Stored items
----------

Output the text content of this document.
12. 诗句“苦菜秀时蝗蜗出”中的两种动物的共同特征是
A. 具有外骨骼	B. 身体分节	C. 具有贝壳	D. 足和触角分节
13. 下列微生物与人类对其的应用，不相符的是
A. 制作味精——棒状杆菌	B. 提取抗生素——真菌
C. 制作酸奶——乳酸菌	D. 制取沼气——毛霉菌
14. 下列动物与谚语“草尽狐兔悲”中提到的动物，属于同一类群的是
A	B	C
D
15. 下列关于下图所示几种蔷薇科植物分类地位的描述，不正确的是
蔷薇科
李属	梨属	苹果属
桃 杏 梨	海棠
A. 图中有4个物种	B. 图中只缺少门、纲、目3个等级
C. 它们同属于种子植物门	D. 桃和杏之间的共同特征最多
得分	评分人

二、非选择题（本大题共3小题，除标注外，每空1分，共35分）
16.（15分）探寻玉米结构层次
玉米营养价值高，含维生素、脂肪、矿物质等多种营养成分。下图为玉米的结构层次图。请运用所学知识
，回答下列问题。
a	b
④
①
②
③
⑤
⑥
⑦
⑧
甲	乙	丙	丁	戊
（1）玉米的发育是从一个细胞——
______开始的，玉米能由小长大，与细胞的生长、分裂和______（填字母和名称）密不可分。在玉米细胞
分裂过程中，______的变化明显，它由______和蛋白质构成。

----------

What the task asks:
Restate all of the entries above precisely.

Solved exercise:
Output the text content of this document.
12. 诗句“苦菜秀时蝗蜗出”中的两种动物的共同特征是
A. 具有外骨骼	B. 身体分节	C. 具有贝壳	D. 足和触角分节
13. 下列微生物与人类对其的应用，不相符的是
A. 制作味精——棒状杆菌	B. 提取抗生素——真菌
C. 制作酸奶——乳酸菌	D. 制取沼气——毛霉菌
14. 下列动物与谚语“草尽狐兔悲”中提到的动物，属于同一类群的是
A	B	C
D
15. 下列关于下图所示几种蔷薇科植物分类地位的描述，不正确的是
蔷薇科
李属	梨属	苹果属
桃 杏 梨	海棠
A. 图中有4个物种	B. 图中只缺少门、纲、目3个等级
C. 它们同属于种子植物门	D. 桃和杏之间的共同特征最多
得分	评分人

二、非选择题（本大题共3小题，除标注外，每空1分，共35分）
16.（15分）探寻玉米结构层次
玉米营养价值高，含维生素、脂肪、矿物质等多种营养成分。下图为玉米的结构层次图。请运用所学知识
，回答下列问题。
a	b
④
①
②
③
⑤
⑥
⑦
⑧
甲	乙	丙	丁	戊
（1）玉米的发育是从一个细胞——
______开始的，玉米能由小长大，与细胞的生长、分裂和______（填字母和名称）密不可分。在玉米细胞
分裂过程中，______的变化明显，它由______和蛋白质构成。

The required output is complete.